Please print all of the material below, word for word.

### Task inputs
----------------
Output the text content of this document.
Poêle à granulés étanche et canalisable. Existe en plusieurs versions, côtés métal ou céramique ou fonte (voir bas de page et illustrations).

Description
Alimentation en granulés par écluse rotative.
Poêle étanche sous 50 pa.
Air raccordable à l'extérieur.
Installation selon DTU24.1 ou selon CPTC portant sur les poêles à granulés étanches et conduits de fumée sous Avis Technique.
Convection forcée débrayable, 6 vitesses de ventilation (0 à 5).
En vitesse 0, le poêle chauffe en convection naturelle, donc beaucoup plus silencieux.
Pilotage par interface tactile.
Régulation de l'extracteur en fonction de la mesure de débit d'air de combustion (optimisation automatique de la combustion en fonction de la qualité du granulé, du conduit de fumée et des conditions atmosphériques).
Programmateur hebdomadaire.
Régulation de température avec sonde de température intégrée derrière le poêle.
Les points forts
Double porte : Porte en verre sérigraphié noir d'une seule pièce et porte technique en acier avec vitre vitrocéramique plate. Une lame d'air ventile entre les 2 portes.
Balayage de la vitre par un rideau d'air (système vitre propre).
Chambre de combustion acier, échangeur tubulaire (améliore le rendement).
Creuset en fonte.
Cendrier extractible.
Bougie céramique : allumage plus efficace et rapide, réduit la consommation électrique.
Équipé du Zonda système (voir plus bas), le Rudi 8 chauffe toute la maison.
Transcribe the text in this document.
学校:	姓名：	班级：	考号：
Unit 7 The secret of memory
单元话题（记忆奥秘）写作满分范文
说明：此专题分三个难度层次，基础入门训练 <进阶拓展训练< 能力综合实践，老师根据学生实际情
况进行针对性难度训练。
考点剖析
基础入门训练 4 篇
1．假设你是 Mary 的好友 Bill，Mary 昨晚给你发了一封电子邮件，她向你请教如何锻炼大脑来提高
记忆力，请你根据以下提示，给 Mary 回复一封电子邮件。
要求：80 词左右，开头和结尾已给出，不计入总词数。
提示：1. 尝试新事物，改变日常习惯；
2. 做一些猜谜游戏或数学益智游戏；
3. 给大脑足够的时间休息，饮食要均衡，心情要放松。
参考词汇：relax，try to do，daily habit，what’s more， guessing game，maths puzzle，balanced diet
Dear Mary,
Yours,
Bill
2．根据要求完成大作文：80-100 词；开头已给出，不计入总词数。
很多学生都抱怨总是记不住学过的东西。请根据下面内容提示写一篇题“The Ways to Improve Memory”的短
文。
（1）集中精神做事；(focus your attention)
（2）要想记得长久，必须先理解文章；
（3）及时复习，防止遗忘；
----------------
### Exercise solution
Output the text content of this document.
Poêle à granulés étanche et canalisable. Existe en plusieurs versions, côtés métal ou céramique ou fonte (voir bas de page et illustrations).

Description
Alimentation en granulés par écluse rotative.
Poêle étanche sous 50 pa.
Air raccordable à l'extérieur.
Installation selon DTU24.1 ou selon CPTC portant sur les poêles à granulés étanches et conduits de fumée sous Avis Technique.
Convection forcée débrayable, 6 vitesses de ventilation (0 à 5).
En vitesse 0, le poêle chauffe en convection naturelle, donc beaucoup plus silencieux.
Pilotage par interface tactile.
Régulation de l'extracteur en fonction de la mesure de débit d'air de combustion (optimisation automatique de la combustion en fonction de la qualité du granulé, du conduit de fumée et des conditions atmosphériques).
Programmateur hebdomadaire.
Régulation de température avec sonde de température intégrée derrière le poêle.
Les points forts
Double porte : Porte en verre sérigraphié noir d'une seule pièce et porte technique en acier avec vitre vitrocéramique plate. Une lame d'air ventile entre les 2 portes.
Balayage de la vitre par un rideau d'air (système vitre propre).
Chambre de combustion acier, échangeur tubulaire (améliore le rendement).
Creuset en fonte.
Cendrier extractible.
Bougie céramique : allumage plus efficace et rapide, réduit la consommation électrique.
Équipé du Zonda système (voir plus bas), le Rudi 8 chauffe toute la maison.
Transcribe the text in this document.
学校:	姓名：	班级：	考号：
Unit 7 The secret of memory
单元话题（记忆奥秘）写作满分范文
说明：此专题分三个难度层次，基础入门训练 <进阶拓展训练< 能力综合实践，老师根据学生实际情
况进行针对性难度训练。
考点剖析
基础入门训练 4 篇
1．假设你是 Mary 的好友 Bill，Mary 昨晚给你发了一封电子邮件，她向你请教如何锻炼大脑来提高
记忆力，请你根据以下提示，给 Mary 回复一封电子邮件。
要求：80 词左右，开头和结尾已给出，不计入总词数。
提示：1. 尝试新事物，改变日常习惯；
2. 做一些猜谜游戏或数学益智游戏；
3. 给大脑足够的时间休息，饮食要均衡，心情要放松。
参考词汇：relax，try to do，daily habit，what’s more， guessing game，maths puzzle，balanced diet
Dear Mary,
Yours,
Bill
2．根据要求完成大作文：80-100 词；开头已给出，不计入总词数。
很多学生都抱怨总是记不住学过的东西。请根据下面内容提示写一篇题“The Ways to Improve Memory”的短
文。
（1）集中精神做事；(focus your attention)
（2）要想记得长久，必须先理解文章；
（3）及时复习，防止遗忘；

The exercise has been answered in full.